◆ Exercise objective
Look through the data below. Pick out the lines holding the string "image".

--- begin ---

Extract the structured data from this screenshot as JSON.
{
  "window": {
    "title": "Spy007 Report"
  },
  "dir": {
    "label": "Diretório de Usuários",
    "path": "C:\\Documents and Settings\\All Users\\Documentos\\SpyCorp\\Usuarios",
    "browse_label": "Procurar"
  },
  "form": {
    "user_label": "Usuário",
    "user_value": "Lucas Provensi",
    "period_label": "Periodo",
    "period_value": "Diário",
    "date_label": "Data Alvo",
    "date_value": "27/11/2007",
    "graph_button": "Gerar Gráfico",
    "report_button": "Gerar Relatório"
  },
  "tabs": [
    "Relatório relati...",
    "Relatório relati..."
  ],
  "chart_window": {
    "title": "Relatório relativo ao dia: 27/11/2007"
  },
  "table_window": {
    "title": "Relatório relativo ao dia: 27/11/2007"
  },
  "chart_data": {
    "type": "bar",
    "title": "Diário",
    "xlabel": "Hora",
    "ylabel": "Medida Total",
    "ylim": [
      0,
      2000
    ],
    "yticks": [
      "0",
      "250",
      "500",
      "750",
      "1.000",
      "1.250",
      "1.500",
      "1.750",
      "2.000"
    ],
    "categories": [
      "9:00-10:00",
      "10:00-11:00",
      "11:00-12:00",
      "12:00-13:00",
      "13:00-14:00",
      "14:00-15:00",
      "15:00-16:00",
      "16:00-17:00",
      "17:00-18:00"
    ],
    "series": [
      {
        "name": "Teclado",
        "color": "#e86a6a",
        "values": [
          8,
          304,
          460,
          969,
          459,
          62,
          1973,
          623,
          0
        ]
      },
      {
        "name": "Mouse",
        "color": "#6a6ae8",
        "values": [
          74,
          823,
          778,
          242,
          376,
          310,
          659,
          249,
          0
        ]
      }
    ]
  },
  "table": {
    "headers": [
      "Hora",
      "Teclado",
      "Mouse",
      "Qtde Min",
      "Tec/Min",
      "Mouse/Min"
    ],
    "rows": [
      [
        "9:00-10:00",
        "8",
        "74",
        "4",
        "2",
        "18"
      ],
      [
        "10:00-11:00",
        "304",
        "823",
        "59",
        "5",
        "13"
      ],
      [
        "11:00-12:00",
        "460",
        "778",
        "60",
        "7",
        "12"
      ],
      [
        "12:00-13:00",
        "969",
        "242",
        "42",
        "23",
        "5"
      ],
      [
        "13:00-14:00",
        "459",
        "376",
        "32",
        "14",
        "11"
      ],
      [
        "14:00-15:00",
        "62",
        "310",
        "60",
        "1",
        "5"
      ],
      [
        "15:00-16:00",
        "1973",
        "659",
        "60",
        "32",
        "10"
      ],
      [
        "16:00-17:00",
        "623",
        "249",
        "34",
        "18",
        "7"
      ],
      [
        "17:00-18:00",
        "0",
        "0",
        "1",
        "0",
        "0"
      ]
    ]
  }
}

--- end ---
--- begin ---

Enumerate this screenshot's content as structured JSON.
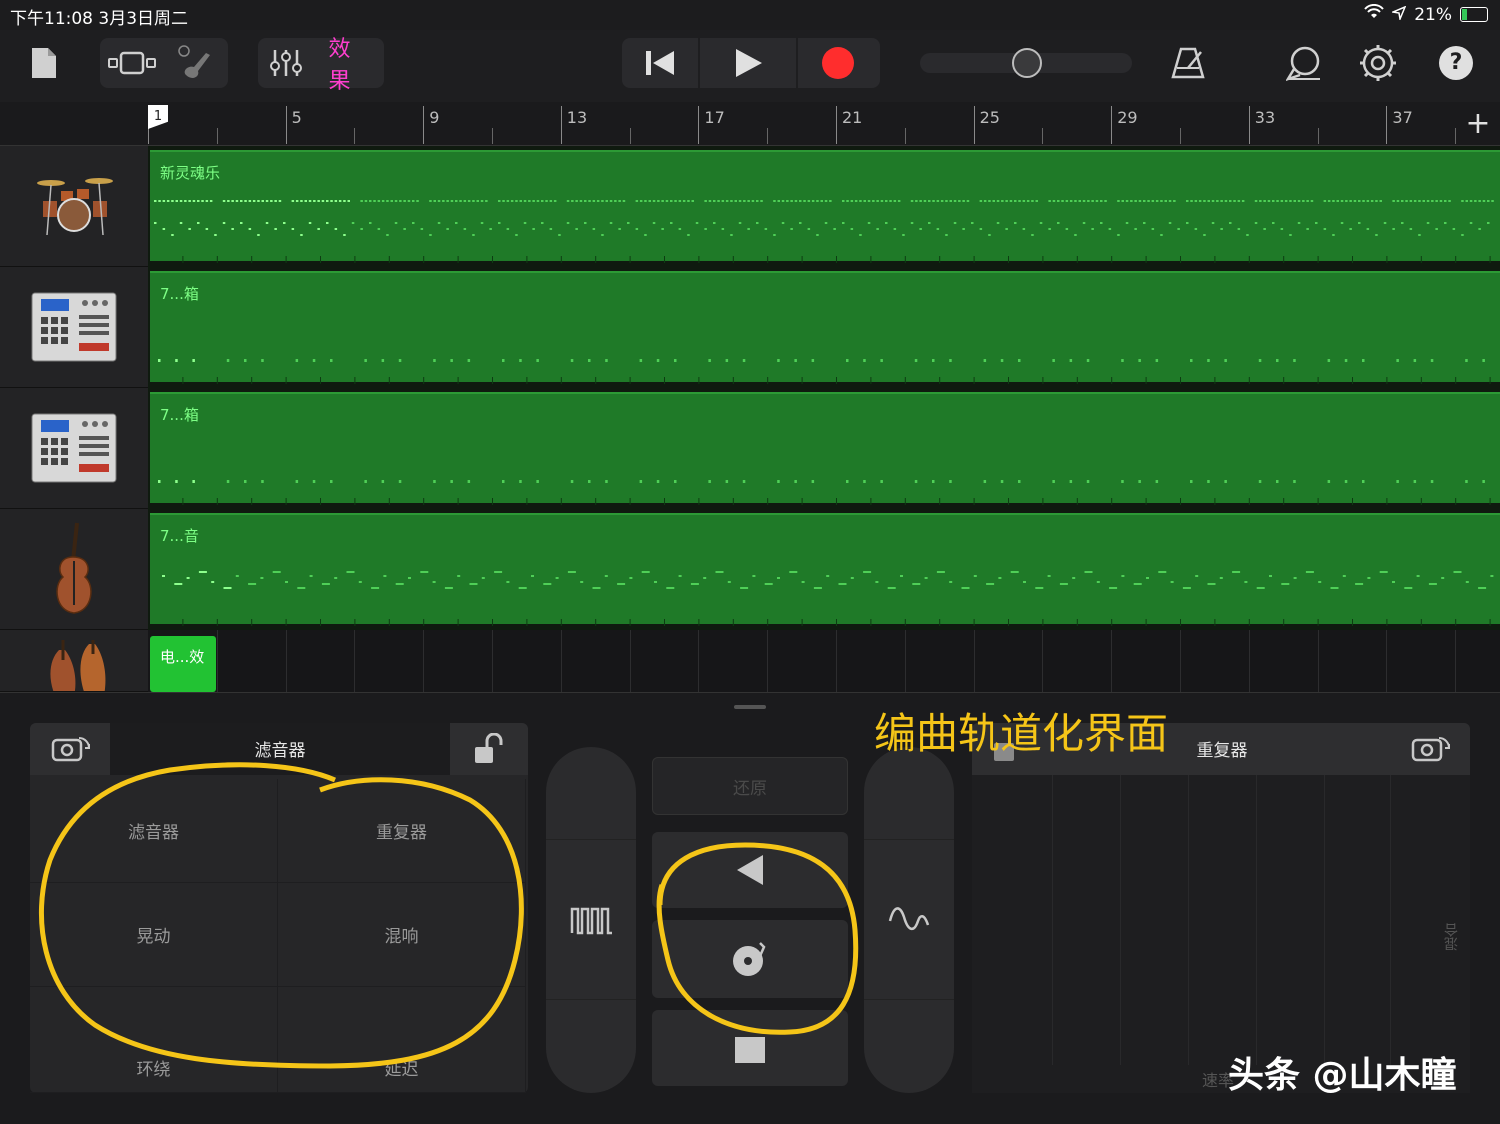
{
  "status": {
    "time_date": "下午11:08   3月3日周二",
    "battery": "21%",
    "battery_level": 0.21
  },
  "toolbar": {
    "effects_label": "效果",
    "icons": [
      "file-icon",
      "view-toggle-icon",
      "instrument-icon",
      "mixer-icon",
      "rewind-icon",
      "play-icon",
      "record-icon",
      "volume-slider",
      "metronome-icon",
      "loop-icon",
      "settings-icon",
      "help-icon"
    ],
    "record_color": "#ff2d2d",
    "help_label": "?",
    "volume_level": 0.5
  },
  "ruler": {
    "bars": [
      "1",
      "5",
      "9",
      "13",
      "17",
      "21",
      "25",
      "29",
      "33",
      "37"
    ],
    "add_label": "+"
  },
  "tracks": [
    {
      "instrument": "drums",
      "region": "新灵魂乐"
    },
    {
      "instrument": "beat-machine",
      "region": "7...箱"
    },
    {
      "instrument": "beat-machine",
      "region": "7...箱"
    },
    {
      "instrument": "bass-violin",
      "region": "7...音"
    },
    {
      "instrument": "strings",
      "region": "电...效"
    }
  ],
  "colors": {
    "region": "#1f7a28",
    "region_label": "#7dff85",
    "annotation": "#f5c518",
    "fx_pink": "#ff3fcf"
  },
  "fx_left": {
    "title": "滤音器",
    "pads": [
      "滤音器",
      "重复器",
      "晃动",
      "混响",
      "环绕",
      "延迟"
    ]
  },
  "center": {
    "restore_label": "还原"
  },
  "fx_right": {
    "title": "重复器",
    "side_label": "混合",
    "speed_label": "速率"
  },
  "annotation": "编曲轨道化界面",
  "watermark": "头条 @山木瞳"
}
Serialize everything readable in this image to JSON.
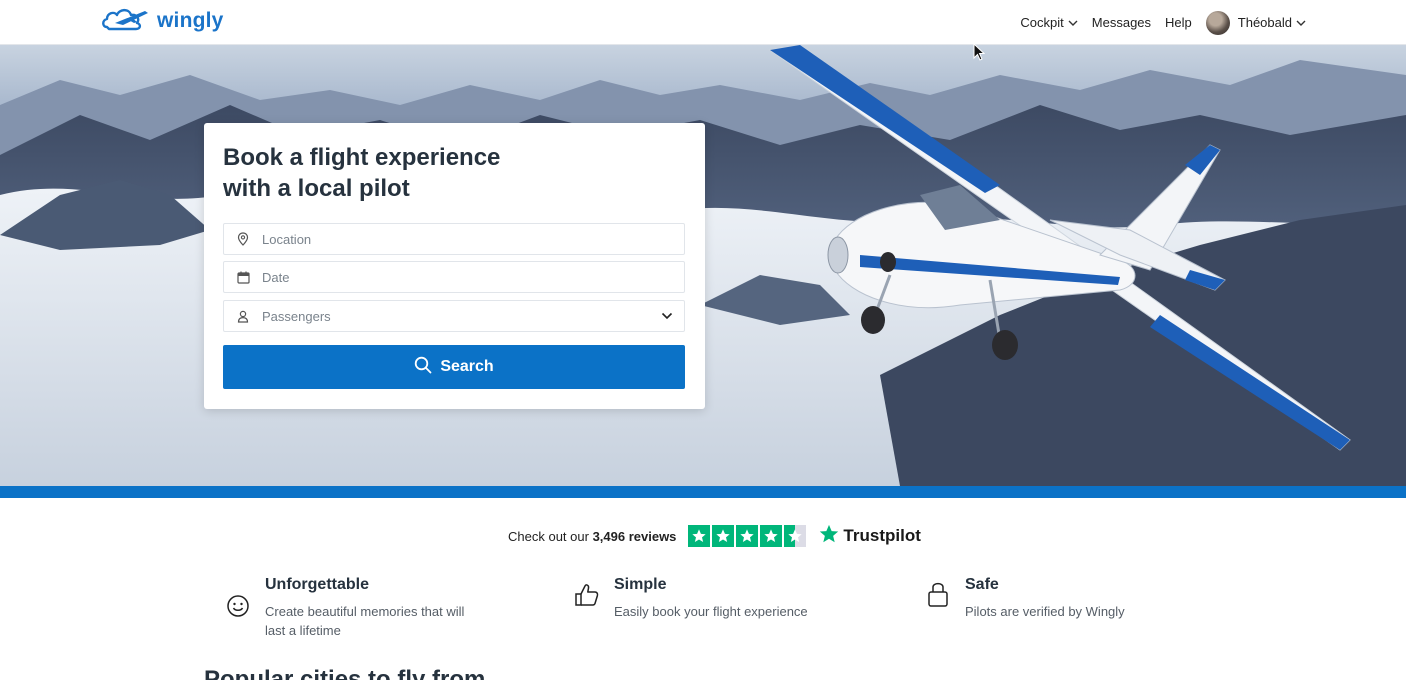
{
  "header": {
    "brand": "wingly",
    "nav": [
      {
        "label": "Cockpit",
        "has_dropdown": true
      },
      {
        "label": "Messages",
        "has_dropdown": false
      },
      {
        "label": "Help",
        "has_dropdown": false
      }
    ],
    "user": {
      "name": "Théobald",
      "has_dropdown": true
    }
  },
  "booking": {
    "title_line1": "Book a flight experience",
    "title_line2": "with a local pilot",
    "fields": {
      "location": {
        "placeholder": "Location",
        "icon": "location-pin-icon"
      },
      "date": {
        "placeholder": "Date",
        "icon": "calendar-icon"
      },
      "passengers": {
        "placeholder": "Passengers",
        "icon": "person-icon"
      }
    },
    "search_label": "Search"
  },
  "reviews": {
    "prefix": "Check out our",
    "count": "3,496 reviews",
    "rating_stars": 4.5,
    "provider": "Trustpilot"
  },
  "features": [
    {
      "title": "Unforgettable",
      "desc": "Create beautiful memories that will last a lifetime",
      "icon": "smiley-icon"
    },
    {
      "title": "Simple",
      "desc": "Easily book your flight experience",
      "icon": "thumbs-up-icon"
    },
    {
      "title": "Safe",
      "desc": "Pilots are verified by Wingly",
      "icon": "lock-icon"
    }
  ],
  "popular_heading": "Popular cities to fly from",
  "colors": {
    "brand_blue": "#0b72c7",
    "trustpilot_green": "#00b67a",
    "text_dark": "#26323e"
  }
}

--- end ---
--- begin ---

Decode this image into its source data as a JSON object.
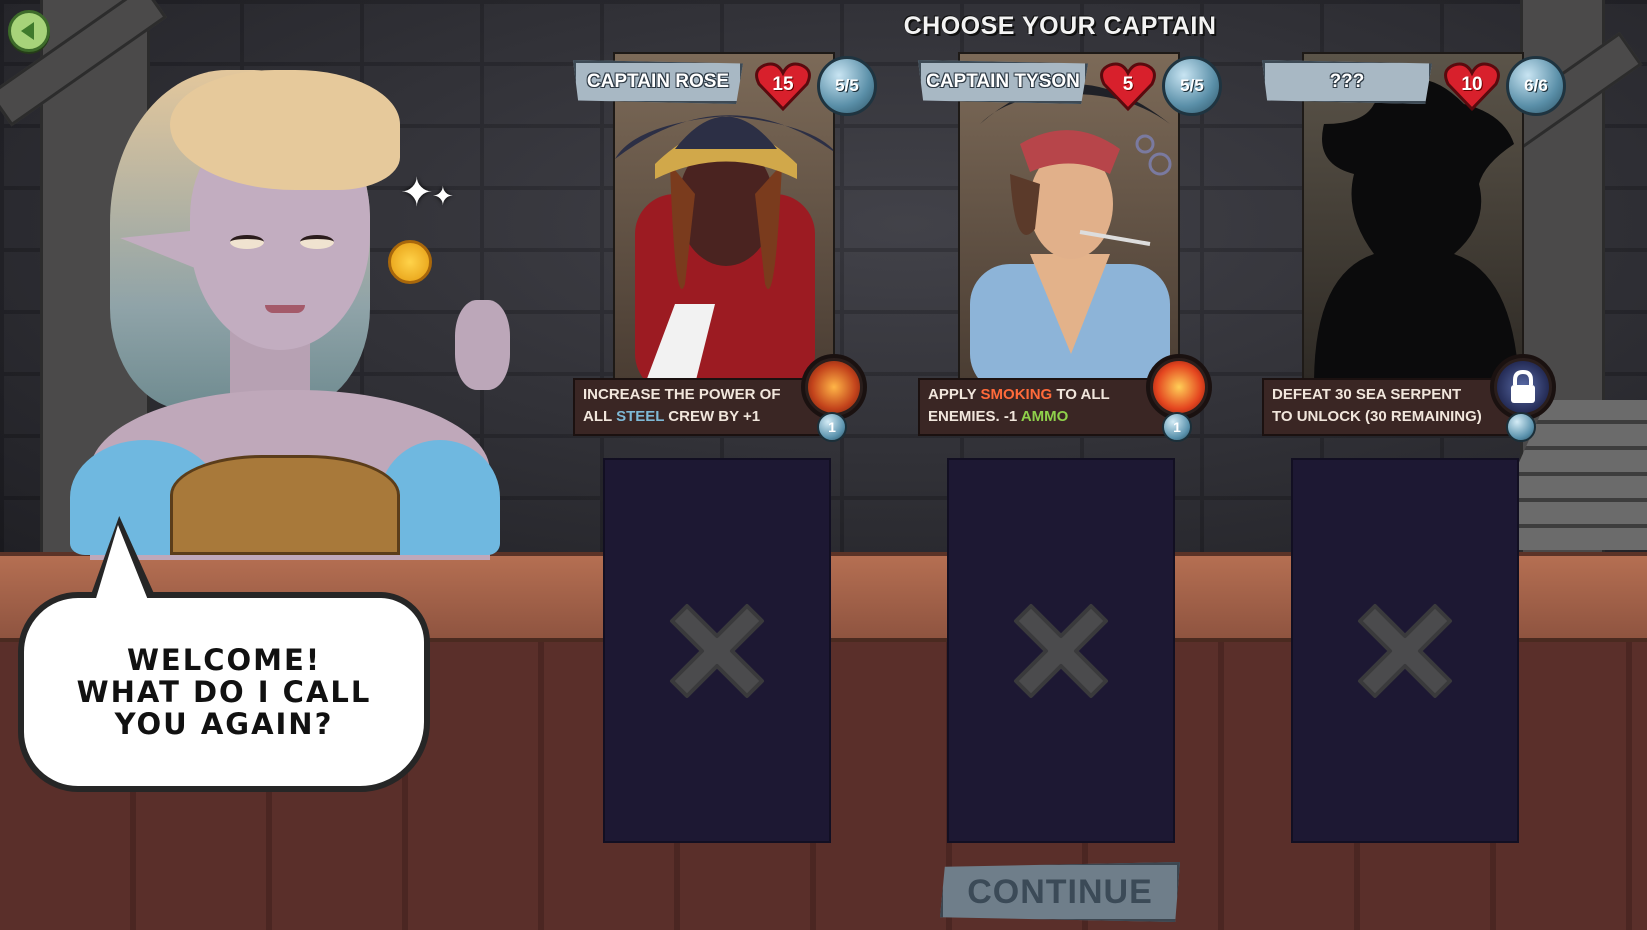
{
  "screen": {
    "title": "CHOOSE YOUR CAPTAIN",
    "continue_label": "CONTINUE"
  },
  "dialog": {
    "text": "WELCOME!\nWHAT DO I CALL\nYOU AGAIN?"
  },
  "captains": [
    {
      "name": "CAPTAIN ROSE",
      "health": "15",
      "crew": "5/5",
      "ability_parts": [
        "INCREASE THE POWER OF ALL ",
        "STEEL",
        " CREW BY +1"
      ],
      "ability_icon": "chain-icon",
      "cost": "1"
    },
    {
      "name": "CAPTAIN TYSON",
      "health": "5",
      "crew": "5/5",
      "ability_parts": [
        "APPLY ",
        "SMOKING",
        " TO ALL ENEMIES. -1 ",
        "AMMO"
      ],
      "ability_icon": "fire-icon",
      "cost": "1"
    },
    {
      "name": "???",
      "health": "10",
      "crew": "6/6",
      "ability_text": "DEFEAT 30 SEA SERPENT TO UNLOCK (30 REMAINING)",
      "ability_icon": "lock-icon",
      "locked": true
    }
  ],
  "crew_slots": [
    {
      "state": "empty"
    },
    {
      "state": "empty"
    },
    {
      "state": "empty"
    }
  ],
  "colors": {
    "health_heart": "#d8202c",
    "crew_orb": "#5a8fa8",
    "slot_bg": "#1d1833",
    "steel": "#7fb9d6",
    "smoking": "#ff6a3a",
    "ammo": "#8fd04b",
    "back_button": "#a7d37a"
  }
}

--- end ---

◆ Written response
Serialize everything readable in this image to JSON.
Decode this image into its source data as a JSON object.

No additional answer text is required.